[Figure content listings]
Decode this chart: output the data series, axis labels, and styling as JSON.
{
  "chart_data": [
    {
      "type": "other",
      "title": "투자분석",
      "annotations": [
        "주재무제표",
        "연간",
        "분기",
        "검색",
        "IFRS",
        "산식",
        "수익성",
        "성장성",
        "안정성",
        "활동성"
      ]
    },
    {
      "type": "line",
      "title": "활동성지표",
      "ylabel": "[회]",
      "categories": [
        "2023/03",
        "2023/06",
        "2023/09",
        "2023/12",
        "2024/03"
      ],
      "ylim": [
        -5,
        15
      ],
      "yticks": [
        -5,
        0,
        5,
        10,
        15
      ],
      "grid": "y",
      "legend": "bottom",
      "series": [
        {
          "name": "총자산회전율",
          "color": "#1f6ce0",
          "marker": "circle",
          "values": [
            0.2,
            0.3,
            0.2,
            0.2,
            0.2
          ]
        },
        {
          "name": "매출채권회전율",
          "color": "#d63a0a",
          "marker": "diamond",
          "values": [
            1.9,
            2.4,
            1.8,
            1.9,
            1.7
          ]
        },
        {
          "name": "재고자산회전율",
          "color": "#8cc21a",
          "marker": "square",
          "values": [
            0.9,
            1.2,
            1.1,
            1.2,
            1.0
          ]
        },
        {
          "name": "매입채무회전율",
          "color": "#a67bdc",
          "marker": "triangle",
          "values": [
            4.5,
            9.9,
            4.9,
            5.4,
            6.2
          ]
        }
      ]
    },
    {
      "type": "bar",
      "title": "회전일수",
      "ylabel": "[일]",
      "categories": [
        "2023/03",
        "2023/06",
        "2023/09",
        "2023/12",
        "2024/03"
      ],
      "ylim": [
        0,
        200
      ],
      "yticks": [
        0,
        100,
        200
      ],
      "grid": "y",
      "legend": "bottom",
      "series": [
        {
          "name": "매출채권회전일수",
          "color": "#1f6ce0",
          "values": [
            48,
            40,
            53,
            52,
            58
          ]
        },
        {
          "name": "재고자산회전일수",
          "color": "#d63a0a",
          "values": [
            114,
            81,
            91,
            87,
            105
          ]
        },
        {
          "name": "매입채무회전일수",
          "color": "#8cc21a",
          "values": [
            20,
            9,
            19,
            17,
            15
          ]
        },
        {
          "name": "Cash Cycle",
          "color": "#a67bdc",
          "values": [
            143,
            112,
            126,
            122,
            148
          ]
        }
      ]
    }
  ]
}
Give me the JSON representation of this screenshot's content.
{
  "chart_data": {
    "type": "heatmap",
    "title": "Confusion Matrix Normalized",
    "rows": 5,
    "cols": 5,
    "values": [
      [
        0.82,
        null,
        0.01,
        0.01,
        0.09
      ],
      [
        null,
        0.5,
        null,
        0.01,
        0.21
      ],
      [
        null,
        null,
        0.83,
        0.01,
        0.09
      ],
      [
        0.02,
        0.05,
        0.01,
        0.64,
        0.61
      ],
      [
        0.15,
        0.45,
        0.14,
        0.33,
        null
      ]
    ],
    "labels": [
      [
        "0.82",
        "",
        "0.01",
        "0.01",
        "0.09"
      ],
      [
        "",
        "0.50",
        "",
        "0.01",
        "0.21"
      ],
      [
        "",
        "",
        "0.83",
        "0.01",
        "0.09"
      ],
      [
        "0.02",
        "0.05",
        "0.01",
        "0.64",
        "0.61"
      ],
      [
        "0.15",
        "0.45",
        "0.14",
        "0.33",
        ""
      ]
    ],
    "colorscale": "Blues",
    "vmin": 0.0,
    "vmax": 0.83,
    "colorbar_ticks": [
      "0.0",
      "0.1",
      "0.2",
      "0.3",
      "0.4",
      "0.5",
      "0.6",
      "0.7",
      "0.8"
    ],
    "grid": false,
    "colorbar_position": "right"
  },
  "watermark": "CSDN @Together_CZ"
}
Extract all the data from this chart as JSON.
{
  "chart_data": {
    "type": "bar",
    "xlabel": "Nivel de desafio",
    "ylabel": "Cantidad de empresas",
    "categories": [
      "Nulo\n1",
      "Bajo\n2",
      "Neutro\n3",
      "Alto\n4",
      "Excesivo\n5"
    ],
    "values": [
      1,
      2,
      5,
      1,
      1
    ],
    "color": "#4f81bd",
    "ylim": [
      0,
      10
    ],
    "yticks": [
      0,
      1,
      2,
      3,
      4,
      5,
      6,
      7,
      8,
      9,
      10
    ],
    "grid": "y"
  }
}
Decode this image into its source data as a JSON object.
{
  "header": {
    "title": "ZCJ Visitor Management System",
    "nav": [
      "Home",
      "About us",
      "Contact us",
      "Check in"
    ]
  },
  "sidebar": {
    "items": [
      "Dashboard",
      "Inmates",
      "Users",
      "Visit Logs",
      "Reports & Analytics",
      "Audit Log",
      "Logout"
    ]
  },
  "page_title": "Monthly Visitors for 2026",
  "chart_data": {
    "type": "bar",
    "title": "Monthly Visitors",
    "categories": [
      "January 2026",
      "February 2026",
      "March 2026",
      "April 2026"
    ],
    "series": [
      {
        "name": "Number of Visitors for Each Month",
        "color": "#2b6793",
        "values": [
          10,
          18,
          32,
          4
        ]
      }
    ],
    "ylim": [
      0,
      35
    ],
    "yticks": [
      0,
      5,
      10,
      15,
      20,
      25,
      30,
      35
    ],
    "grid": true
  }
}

*The exercise:* Repeat the material above in full, quoting it exactly.

*Result of the task:*
Decode this chart: output the data series, axis labels, and styling as JSON.
{
  "chart_data": [
    {
      "type": "other",
      "title": "투자분석",
      "annotations": [
        "주재무제표",
        "연간",
        "분기",
        "검색",
        "IFRS",
        "산식",
        "수익성",
        "성장성",
        "안정성",
        "활동성"
      ]
    },
    {
      "type": "line",
      "title": "활동성지표",
      "ylabel": "[회]",
      "categories": [
        "2023/03",
        "2023/06",
        "2023/09",
        "2023/12",
        "2024/03"
      ],
      "ylim": [
        -5,
        15
      ],
      "yticks": [
        -5,
        0,
        5,
        10,
        15
      ],
      "grid": "y",
      "legend": "bottom",
      "series": [
        {
          "name": "총자산회전율",
          "color": "#1f6ce0",
          "marker": "circle",
          "values": [
            0.2,
            0.3,
            0.2,
            0.2,
            0.2
          ]
        },
        {
          "name": "매출채권회전율",
          "color": "#d63a0a",
          "marker": "diamond",
          "values": [
            1.9,
            2.4,
            1.8,
            1.9,
            1.7
          ]
        },
        {
          "name": "재고자산회전율",
          "color": "#8cc21a",
          "marker": "square",
          "values": [
            0.9,
            1.2,
            1.1,
            1.2,
            1.0
          ]
        },
        {
          "name": "매입채무회전율",
          "color": "#a67bdc",
          "marker": "triangle",
          "values": [
            4.5,
            9.9,
            4.9,
            5.4,
            6.2
          ]
        }
      ]
    },
    {
      "type": "bar",
      "title": "회전일수",
      "ylabel": "[일]",
      "categories": [
        "2023/03",
        "2023/06",
        "2023/09",
        "2023/12",
        "2024/03"
      ],
      "ylim": [
        0,
        200
      ],
      "yticks": [
        0,
        100,
        200
      ],
      "grid": "y",
      "legend": "bottom",
      "series": [
        {
          "name": "매출채권회전일수",
          "color": "#1f6ce0",
          "values": [
            48,
            40,
            53,
            52,
            58
          ]
        },
        {
          "name": "재고자산회전일수",
          "color": "#d63a0a",
          "values": [
            114,
            81,
            91,
            87,
            105
          ]
        },
        {
          "name": "매입채무회전일수",
          "color": "#8cc21a",
          "values": [
            20,
            9,
            19,
            17,
            15
          ]
        },
        {
          "name": "Cash Cycle",
          "color": "#a67bdc",
          "values": [
            143,
            112,
            126,
            122,
            148
          ]
        }
      ]
    }
  ]
}
Give me the JSON representation of this screenshot's content.
{
  "chart_data": {
    "type": "heatmap",
    "title": "Confusion Matrix Normalized",
    "rows": 5,
    "cols": 5,
    "values": [
      [
        0.82,
        null,
        0.01,
        0.01,
        0.09
      ],
      [
        null,
        0.5,
        null,
        0.01,
        0.21
      ],
      [
        null,
        null,
        0.83,
        0.01,
        0.09
      ],
      [
        0.02,
        0.05,
        0.01,
        0.64,
        0.61
      ],
      [
        0.15,
        0.45,
        0.14,
        0.33,
        null
      ]
    ],
    "labels": [
      [
        "0.82",
        "",
        "0.01",
        "0.01",
        "0.09"
      ],
      [
        "",
        "0.50",
        "",
        "0.01",
        "0.21"
      ],
      [
        "",
        "",
        "0.83",
        "0.01",
        "0.09"
      ],
      [
        "0.02",
        "0.05",
        "0.01",
        "0.64",
        "0.61"
      ],
      [
        "0.15",
        "0.45",
        "0.14",
        "0.33",
        ""
      ]
    ],
    "colorscale": "Blues",
    "vmin": 0.0,
    "vmax": 0.83,
    "colorbar_ticks": [
      "0.0",
      "0.1",
      "0.2",
      "0.3",
      "0.4",
      "0.5",
      "0.6",
      "0.7",
      "0.8"
    ],
    "grid": false,
    "colorbar_position": "right"
  },
  "watermark": "CSDN @Together_CZ"
}
Extract all the data from this chart as JSON.
{
  "chart_data": {
    "type": "bar",
    "xlabel": "Nivel de desafio",
    "ylabel": "Cantidad de empresas",
    "categories": [
      "Nulo\n1",
      "Bajo\n2",
      "Neutro\n3",
      "Alto\n4",
      "Excesivo\n5"
    ],
    "values": [
      1,
      2,
      5,
      1,
      1
    ],
    "color": "#4f81bd",
    "ylim": [
      0,
      10
    ],
    "yticks": [
      0,
      1,
      2,
      3,
      4,
      5,
      6,
      7,
      8,
      9,
      10
    ],
    "grid": "y"
  }
}
Decode this image into its source data as a JSON object.
{
  "header": {
    "title": "ZCJ Visitor Management System",
    "nav": [
      "Home",
      "About us",
      "Contact us",
      "Check in"
    ]
  },
  "sidebar": {
    "items": [
      "Dashboard",
      "Inmates",
      "Users",
      "Visit Logs",
      "Reports & Analytics",
      "Audit Log",
      "Logout"
    ]
  },
  "page_title": "Monthly Visitors for 2026",
  "chart_data": {
    "type": "bar",
    "title": "Monthly Visitors",
    "categories": [
      "January 2026",
      "February 2026",
      "March 2026",
      "April 2026"
    ],
    "series": [
      {
        "name": "Number of Visitors for Each Month",
        "color": "#2b6793",
        "values": [
          10,
          18,
          32,
          4
        ]
      }
    ],
    "ylim": [
      0,
      35
    ],
    "yticks": [
      0,
      5,
      10,
      15,
      20,
      25,
      30,
      35
    ],
    "grid": true
  }
}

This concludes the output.